◆ Stated problem ◆
Determine which lines of the records include the word "false", and copy them.

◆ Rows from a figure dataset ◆
▬▬▬
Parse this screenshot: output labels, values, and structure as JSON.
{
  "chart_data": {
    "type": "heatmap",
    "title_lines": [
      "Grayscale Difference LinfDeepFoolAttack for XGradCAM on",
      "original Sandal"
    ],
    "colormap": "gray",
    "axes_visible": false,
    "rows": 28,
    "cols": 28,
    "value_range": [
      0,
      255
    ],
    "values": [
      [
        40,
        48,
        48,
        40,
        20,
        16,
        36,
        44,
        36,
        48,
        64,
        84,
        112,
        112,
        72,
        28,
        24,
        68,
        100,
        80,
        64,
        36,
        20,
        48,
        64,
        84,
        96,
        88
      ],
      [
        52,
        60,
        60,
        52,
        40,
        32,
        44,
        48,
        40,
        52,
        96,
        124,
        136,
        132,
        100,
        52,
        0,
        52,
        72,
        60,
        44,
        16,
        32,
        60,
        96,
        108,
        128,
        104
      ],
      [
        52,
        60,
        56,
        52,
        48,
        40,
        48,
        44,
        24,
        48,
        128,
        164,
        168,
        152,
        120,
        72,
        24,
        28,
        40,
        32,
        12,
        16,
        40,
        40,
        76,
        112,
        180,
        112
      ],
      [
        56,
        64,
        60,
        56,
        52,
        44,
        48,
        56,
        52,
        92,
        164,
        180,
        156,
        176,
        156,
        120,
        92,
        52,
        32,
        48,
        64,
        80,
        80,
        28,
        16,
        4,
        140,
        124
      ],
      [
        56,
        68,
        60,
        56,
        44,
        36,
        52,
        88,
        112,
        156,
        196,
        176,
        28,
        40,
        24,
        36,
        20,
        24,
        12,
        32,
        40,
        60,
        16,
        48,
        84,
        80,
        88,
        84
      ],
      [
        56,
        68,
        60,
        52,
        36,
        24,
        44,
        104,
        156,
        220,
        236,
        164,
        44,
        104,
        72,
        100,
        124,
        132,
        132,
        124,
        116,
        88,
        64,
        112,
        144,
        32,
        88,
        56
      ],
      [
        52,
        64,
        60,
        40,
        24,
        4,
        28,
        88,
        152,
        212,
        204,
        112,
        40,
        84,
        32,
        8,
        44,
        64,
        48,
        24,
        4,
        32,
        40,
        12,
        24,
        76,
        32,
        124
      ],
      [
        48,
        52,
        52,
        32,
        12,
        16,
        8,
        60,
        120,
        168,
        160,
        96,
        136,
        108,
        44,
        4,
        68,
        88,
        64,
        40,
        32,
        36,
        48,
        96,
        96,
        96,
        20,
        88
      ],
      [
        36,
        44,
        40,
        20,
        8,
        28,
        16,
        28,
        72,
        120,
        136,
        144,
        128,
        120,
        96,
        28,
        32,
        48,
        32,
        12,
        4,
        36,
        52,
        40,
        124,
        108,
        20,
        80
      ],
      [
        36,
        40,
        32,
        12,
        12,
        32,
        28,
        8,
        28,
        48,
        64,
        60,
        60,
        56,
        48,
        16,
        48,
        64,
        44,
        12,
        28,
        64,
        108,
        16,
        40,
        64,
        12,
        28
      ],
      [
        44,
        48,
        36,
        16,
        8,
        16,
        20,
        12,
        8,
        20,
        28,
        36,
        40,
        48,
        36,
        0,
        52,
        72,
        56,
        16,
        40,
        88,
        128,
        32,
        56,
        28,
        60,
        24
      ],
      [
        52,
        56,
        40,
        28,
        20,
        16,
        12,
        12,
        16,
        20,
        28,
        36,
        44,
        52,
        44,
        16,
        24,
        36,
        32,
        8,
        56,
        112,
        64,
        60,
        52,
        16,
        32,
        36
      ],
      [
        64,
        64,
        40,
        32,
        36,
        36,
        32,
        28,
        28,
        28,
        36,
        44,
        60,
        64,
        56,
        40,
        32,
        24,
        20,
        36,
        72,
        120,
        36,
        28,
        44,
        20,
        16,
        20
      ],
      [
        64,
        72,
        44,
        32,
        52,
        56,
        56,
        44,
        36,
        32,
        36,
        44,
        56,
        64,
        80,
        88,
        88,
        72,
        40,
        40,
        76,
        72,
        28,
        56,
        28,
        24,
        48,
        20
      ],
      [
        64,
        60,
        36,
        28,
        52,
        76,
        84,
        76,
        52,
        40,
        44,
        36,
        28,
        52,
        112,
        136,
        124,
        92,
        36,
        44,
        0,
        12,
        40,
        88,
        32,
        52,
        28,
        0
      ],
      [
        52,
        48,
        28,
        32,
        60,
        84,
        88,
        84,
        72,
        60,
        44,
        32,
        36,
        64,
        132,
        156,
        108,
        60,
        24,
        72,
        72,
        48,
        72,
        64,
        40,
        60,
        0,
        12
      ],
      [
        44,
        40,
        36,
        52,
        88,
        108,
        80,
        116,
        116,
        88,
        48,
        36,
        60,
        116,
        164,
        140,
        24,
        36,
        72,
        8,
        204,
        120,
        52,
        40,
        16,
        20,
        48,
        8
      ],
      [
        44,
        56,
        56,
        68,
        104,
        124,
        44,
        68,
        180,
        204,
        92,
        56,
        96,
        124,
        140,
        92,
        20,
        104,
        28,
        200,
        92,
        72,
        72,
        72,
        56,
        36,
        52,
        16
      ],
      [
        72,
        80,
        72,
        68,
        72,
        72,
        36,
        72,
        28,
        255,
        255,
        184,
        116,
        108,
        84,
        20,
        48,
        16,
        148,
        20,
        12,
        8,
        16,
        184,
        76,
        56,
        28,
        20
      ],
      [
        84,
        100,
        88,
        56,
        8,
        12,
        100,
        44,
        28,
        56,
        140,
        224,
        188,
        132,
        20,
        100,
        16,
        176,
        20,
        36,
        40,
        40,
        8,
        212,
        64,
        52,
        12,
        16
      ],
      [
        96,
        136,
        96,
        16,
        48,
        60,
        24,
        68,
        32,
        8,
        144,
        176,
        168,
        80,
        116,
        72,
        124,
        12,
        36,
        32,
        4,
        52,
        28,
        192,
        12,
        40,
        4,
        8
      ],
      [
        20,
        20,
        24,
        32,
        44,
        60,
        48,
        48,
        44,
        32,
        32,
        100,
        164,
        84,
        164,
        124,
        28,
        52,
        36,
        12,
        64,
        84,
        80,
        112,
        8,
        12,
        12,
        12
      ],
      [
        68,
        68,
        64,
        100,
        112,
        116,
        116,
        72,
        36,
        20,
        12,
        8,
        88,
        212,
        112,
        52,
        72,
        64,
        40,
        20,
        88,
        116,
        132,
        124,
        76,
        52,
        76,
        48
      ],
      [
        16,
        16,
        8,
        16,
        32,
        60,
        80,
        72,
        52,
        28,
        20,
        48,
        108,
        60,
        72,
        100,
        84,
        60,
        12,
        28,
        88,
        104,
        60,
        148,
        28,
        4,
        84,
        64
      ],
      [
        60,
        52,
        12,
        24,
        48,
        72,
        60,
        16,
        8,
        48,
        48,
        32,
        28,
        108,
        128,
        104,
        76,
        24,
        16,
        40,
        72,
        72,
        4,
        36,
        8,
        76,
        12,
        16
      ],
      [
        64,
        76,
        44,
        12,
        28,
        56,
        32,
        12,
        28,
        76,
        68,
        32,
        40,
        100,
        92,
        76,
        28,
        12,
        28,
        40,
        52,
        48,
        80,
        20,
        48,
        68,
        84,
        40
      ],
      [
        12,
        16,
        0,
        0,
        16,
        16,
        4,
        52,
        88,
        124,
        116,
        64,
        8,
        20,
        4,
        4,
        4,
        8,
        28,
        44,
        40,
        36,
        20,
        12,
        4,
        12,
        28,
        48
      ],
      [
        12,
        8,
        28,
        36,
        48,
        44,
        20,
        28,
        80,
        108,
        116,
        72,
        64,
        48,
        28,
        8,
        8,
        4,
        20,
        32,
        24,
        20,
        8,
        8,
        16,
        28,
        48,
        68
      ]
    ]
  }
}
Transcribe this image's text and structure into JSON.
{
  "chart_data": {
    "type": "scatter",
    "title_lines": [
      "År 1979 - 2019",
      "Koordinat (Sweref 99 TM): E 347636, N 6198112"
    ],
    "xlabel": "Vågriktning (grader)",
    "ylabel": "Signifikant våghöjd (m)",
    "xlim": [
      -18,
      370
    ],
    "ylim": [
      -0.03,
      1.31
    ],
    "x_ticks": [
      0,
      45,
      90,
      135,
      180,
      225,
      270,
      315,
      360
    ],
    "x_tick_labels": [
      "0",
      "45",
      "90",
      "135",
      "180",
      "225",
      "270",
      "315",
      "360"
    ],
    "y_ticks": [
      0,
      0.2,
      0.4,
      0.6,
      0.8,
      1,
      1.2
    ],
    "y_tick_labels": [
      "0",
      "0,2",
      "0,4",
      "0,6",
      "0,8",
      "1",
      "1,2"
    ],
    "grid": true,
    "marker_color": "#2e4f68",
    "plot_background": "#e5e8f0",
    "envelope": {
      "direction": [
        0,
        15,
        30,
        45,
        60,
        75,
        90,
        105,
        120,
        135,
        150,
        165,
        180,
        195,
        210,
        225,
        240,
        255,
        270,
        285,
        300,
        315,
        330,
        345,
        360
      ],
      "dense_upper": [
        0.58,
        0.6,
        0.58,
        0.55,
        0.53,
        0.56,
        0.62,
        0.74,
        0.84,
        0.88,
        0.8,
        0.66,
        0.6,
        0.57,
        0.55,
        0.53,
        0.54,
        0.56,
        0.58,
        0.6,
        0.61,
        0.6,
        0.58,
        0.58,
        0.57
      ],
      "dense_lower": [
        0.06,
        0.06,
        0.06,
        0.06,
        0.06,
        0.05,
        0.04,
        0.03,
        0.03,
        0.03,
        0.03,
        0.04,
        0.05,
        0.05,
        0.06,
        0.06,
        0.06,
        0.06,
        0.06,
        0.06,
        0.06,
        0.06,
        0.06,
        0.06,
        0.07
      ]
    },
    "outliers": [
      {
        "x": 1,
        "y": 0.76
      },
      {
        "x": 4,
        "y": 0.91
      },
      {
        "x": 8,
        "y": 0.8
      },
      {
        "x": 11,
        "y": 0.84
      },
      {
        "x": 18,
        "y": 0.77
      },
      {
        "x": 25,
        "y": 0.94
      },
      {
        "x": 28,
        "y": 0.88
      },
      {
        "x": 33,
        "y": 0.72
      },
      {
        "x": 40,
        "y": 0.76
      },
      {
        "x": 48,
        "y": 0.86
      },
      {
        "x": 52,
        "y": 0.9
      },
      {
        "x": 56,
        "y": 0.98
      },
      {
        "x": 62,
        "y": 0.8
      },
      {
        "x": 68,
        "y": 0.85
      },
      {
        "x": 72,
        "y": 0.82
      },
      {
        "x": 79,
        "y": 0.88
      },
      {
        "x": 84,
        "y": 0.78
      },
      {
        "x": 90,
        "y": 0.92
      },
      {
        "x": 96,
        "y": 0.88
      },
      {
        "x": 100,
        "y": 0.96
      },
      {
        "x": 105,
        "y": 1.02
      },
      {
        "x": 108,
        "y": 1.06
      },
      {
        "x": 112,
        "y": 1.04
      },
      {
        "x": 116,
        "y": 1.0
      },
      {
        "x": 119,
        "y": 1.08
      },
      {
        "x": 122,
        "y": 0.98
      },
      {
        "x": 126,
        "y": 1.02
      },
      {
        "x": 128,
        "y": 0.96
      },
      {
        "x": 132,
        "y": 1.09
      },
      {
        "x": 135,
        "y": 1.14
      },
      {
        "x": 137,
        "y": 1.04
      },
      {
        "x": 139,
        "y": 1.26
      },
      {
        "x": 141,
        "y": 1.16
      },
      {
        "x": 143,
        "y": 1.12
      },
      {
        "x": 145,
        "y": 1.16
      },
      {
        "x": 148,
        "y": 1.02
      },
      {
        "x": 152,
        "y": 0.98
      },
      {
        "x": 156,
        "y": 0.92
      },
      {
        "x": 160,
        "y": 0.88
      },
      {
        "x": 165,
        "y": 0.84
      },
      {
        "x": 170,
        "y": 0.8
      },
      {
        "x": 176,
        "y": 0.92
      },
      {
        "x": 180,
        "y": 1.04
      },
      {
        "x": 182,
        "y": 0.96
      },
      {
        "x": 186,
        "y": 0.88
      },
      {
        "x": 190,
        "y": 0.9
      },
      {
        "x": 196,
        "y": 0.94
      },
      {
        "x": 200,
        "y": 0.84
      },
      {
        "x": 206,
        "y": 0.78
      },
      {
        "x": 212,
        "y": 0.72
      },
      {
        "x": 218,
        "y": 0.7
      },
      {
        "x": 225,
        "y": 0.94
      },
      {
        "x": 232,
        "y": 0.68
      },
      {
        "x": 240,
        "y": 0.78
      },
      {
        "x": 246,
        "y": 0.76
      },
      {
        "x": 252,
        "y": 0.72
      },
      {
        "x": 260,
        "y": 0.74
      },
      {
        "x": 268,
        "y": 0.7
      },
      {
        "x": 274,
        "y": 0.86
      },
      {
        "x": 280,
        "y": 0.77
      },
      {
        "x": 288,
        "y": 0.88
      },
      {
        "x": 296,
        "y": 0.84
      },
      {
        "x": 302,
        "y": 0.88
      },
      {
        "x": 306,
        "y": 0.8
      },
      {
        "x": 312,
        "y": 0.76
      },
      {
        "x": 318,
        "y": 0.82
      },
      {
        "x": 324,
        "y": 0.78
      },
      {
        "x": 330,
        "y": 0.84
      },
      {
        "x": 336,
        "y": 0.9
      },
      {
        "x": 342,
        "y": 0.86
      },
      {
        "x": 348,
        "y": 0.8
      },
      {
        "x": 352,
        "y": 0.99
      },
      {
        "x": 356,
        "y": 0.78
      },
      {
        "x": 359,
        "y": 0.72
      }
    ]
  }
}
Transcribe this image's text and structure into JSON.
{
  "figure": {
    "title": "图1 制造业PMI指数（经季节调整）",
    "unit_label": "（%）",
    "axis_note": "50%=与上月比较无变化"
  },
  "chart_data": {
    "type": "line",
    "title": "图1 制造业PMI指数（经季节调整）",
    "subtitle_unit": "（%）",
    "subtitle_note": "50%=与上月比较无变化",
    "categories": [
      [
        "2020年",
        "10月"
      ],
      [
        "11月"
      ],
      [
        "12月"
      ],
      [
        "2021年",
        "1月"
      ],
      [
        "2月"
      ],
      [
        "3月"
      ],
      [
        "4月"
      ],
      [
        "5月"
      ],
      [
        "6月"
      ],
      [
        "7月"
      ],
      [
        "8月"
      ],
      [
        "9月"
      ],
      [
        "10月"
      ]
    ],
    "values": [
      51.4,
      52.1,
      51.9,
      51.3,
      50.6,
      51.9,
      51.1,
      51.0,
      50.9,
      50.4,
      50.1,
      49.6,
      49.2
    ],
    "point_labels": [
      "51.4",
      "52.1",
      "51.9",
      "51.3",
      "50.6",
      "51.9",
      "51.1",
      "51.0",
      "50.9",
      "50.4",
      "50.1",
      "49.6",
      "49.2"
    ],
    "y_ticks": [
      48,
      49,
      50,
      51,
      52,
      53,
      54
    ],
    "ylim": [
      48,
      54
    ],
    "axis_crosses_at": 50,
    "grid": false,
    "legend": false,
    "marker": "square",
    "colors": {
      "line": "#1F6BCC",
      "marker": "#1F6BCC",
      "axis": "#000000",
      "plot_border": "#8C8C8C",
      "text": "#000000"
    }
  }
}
▬▬▬
◆ Complete response ◆
    "axes_visible": false,
    "grid": false,
    "legend": false,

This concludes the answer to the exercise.